<<<<
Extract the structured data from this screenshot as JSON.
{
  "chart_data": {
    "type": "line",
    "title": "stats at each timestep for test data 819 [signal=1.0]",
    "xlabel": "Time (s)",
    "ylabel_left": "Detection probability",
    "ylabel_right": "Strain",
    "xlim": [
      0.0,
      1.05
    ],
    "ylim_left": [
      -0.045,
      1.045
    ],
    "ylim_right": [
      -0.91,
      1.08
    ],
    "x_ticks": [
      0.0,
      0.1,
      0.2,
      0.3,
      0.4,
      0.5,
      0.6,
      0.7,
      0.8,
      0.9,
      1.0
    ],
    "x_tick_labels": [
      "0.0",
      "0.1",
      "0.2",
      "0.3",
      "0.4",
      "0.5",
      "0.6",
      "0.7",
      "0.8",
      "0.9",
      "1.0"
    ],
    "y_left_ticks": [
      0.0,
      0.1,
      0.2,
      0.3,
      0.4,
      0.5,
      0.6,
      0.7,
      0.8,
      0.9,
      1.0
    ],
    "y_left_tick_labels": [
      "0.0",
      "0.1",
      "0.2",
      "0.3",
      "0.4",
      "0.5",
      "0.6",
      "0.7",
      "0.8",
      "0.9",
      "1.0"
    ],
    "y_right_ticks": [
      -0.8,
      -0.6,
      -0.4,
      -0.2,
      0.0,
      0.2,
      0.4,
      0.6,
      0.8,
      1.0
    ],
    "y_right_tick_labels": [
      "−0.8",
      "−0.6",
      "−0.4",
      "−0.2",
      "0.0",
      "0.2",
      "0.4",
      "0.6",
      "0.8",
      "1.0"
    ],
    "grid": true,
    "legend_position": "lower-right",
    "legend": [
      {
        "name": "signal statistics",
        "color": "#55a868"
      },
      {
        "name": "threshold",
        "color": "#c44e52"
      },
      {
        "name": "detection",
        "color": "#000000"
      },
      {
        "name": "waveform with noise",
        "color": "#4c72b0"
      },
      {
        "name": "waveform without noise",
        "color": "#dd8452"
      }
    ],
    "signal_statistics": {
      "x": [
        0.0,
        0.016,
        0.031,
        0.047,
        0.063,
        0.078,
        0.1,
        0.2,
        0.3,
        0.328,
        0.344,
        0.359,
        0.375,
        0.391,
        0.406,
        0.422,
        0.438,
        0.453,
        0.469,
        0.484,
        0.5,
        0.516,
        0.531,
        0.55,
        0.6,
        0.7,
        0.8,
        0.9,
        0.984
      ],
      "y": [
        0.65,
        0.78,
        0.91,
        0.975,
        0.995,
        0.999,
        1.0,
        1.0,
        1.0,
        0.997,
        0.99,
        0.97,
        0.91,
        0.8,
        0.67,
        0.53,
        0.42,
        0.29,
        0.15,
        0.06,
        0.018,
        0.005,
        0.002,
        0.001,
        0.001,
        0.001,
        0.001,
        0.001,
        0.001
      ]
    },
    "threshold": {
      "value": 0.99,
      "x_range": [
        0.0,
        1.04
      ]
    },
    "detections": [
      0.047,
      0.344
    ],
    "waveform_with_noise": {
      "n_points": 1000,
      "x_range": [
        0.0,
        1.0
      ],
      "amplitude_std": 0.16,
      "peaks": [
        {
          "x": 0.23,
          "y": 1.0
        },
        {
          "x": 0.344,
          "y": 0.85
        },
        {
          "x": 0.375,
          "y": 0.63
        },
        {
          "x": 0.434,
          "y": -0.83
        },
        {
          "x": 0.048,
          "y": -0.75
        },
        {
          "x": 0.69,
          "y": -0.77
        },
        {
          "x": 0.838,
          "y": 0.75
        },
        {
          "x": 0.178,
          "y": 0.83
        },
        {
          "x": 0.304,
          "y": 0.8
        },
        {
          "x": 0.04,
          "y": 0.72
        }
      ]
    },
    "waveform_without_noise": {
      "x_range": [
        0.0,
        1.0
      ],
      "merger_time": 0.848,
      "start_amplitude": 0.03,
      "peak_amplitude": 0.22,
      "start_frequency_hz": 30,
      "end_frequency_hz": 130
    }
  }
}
>>>>
EXERCISE TASK: All of the lines above need to be given again exactly.

CORRECT ANSWER:
Extract the structured data from this screenshot as JSON.
{
  "chart_data": {
    "type": "line",
    "title": "stats at each timestep for test data 819 [signal=1.0]",
    "xlabel": "Time (s)",
    "ylabel_left": "Detection probability",
    "ylabel_right": "Strain",
    "xlim": [
      0.0,
      1.05
    ],
    "ylim_left": [
      -0.045,
      1.045
    ],
    "ylim_right": [
      -0.91,
      1.08
    ],
    "x_ticks": [
      0.0,
      0.1,
      0.2,
      0.3,
      0.4,
      0.5,
      0.6,
      0.7,
      0.8,
      0.9,
      1.0
    ],
    "x_tick_labels": [
      "0.0",
      "0.1",
      "0.2",
      "0.3",
      "0.4",
      "0.5",
      "0.6",
      "0.7",
      "0.8",
      "0.9",
      "1.0"
    ],
    "y_left_ticks": [
      0.0,
      0.1,
      0.2,
      0.3,
      0.4,
      0.5,
      0.6,
      0.7,
      0.8,
      0.9,
      1.0
    ],
    "y_left_tick_labels": [
      "0.0",
      "0.1",
      "0.2",
      "0.3",
      "0.4",
      "0.5",
      "0.6",
      "0.7",
      "0.8",
      "0.9",
      "1.0"
    ],
    "y_right_ticks": [
      -0.8,
      -0.6,
      -0.4,
      -0.2,
      0.0,
      0.2,
      0.4,
      0.6,
      0.8,
      1.0
    ],
    "y_right_tick_labels": [
      "−0.8",
      "−0.6",
      "−0.4",
      "−0.2",
      "0.0",
      "0.2",
      "0.4",
      "0.6",
      "0.8",
      "1.0"
    ],
    "grid": true,
    "legend_position": "lower-right",
    "legend": [
      {
        "name": "signal statistics",
        "color": "#55a868"
      },
      {
        "name": "threshold",
        "color": "#c44e52"
      },
      {
        "name": "detection",
        "color": "#000000"
      },
      {
        "name": "waveform with noise",
        "color": "#4c72b0"
      },
      {
        "name": "waveform without noise",
        "color": "#dd8452"
      }
    ],
    "signal_statistics": {
      "x": [
        0.0,
        0.016,
        0.031,
        0.047,
        0.063,
        0.078,
        0.1,
        0.2,
        0.3,
        0.328,
        0.344,
        0.359,
        0.375,
        0.391,
        0.406,
        0.422,
        0.438,
        0.453,
        0.469,
        0.484,
        0.5,
        0.516,
        0.531,
        0.55,
        0.6,
        0.7,
        0.8,
        0.9,
        0.984
      ],
      "y": [
        0.65,
        0.78,
        0.91,
        0.975,
        0.995,
        0.999,
        1.0,
        1.0,
        1.0,
        0.997,
        0.99,
        0.97,
        0.91,
        0.8,
        0.67,
        0.53,
        0.42,
        0.29,
        0.15,
        0.06,
        0.018,
        0.005,
        0.002,
        0.001,
        0.001,
        0.001,
        0.001,
        0.001,
        0.001
      ]
    },
    "threshold": {
      "value": 0.99,
      "x_range": [
        0.0,
        1.04
      ]
    },
    "detections": [
      0.047,
      0.344
    ],
    "waveform_with_noise": {
      "n_points": 1000,
      "x_range": [
        0.0,
        1.0
      ],
      "amplitude_std": 0.16,
      "peaks": [
        {
          "x": 0.23,
          "y": 1.0
        },
        {
          "x": 0.344,
          "y": 0.85
        },
        {
          "x": 0.375,
          "y": 0.63
        },
        {
          "x": 0.434,
          "y": -0.83
        },
        {
          "x": 0.048,
          "y": -0.75
        },
        {
          "x": 0.69,
          "y": -0.77
        },
        {
          "x": 0.838,
          "y": 0.75
        },
        {
          "x": 0.178,
          "y": 0.83
        },
        {
          "x": 0.304,
          "y": 0.8
        },
        {
          "x": 0.04,
          "y": 0.72
        }
      ]
    },
    "waveform_without_noise": {
      "x_range": [
        0.0,
        1.0
      ],
      "merger_time": 0.848,
      "start_amplitude": 0.03,
      "peak_amplitude": 0.22,
      "start_frequency_hz": 30,
      "end_frequency_hz": 130
    }
  }
}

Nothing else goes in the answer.